*What to do*
Locate every line in the material below that has the word "required". Copy each of those lines.

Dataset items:
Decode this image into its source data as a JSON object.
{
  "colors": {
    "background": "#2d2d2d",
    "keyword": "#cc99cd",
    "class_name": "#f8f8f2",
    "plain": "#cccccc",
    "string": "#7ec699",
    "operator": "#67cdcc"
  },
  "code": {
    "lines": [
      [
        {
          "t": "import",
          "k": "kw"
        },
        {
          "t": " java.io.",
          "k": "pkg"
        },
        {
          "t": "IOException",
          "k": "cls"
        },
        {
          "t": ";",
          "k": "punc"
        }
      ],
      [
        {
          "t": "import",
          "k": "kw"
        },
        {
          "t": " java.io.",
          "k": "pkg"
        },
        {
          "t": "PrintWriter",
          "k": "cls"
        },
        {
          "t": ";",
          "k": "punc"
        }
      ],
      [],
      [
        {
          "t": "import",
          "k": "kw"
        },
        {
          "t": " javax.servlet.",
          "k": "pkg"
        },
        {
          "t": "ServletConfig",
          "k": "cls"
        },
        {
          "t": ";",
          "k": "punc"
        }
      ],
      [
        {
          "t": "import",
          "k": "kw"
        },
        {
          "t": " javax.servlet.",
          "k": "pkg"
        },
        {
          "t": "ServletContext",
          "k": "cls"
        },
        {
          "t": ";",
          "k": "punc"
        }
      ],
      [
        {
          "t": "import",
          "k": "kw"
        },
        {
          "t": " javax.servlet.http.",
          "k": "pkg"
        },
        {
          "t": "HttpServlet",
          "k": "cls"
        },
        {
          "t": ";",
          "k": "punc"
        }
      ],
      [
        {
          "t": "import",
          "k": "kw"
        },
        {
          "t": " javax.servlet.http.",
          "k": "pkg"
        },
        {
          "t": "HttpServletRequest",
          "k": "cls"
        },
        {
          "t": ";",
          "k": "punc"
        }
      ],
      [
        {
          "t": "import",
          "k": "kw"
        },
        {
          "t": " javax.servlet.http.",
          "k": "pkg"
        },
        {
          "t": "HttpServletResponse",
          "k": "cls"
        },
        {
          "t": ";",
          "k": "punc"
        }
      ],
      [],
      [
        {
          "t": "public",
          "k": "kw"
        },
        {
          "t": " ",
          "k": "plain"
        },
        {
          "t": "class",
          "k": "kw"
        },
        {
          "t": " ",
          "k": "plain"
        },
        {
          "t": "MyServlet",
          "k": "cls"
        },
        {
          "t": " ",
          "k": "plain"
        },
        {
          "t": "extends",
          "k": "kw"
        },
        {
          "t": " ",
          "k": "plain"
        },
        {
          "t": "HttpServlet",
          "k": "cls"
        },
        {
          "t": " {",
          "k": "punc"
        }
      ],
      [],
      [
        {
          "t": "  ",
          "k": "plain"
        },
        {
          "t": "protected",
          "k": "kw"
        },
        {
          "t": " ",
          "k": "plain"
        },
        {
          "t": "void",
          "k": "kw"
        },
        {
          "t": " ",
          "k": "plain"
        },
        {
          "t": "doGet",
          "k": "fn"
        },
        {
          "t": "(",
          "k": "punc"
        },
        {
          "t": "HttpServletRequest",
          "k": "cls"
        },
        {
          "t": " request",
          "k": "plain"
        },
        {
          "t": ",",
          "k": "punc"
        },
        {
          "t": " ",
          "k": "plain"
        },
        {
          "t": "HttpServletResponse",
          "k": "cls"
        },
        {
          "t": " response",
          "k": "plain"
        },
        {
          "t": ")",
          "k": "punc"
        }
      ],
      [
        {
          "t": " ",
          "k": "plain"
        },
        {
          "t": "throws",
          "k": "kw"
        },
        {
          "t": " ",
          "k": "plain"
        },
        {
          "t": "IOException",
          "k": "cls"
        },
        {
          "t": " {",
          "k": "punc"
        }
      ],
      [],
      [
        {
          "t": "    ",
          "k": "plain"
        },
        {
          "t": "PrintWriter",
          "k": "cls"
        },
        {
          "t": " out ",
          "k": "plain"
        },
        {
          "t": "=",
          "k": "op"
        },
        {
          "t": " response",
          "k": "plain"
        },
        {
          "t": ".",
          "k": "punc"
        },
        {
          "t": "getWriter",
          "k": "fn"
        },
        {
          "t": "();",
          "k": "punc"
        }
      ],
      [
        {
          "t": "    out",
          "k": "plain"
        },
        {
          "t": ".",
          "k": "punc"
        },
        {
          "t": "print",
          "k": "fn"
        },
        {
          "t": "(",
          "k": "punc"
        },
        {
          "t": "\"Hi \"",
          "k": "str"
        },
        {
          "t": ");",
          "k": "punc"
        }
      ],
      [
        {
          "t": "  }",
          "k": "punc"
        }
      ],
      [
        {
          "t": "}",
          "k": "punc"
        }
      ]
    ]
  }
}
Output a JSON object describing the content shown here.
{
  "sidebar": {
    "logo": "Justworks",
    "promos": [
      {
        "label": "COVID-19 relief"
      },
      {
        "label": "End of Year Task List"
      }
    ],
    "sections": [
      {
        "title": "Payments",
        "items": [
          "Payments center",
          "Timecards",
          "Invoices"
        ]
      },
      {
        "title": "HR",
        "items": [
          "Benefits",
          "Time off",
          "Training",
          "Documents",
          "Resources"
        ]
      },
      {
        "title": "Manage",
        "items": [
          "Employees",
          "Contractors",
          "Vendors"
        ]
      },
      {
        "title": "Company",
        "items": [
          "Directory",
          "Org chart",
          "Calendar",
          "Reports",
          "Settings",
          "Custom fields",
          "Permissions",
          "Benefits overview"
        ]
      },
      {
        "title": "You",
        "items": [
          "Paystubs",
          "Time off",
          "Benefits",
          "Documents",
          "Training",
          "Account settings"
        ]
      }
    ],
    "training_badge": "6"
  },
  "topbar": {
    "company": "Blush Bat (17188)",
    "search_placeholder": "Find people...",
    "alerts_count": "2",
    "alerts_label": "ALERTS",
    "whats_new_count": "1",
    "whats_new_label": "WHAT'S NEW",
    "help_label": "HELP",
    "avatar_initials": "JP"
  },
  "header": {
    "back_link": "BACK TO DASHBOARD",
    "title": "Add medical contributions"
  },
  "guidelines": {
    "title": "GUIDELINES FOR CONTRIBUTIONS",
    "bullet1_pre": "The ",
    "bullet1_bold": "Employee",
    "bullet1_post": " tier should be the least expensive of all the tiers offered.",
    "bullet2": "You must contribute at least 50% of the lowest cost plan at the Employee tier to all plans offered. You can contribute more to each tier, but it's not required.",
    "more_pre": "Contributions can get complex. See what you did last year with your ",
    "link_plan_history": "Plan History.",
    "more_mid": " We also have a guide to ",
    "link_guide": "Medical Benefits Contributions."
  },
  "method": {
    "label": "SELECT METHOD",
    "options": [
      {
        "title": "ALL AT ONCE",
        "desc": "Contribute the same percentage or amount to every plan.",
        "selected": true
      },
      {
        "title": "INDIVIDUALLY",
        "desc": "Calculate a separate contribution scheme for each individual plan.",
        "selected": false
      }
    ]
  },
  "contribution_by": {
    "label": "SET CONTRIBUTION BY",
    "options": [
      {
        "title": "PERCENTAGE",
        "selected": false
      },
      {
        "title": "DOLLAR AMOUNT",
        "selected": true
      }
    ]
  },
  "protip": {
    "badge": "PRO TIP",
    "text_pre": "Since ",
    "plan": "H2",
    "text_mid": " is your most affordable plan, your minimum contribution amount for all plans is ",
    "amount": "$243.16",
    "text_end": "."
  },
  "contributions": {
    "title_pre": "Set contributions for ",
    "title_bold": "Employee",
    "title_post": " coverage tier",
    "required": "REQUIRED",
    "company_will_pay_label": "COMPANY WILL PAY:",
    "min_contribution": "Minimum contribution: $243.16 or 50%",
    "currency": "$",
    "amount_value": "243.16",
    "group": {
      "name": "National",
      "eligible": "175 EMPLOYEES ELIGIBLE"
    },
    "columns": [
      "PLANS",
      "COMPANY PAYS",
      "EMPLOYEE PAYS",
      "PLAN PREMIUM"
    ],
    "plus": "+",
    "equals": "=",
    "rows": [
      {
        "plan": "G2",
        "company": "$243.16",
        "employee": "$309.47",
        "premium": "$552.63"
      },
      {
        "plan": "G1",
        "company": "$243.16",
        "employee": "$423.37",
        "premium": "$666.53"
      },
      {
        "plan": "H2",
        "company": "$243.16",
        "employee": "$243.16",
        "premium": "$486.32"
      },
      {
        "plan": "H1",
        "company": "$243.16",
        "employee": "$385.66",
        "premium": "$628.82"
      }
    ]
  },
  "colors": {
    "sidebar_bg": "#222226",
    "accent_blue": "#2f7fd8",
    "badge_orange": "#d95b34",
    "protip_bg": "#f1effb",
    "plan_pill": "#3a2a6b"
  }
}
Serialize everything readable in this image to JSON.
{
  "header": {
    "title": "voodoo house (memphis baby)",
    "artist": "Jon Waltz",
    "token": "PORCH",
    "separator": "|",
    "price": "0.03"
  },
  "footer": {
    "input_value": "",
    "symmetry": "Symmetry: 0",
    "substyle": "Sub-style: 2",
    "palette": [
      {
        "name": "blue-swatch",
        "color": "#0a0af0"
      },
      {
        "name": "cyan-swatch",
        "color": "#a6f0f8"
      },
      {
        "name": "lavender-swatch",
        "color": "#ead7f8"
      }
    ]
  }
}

*Full output*
    "bullet2": "You must contribute at least 50% of the lowest cost plan at the Employee tier to all plans offered. You can contribute more to each tier, but it's not required.",
    "required": "REQUIRED",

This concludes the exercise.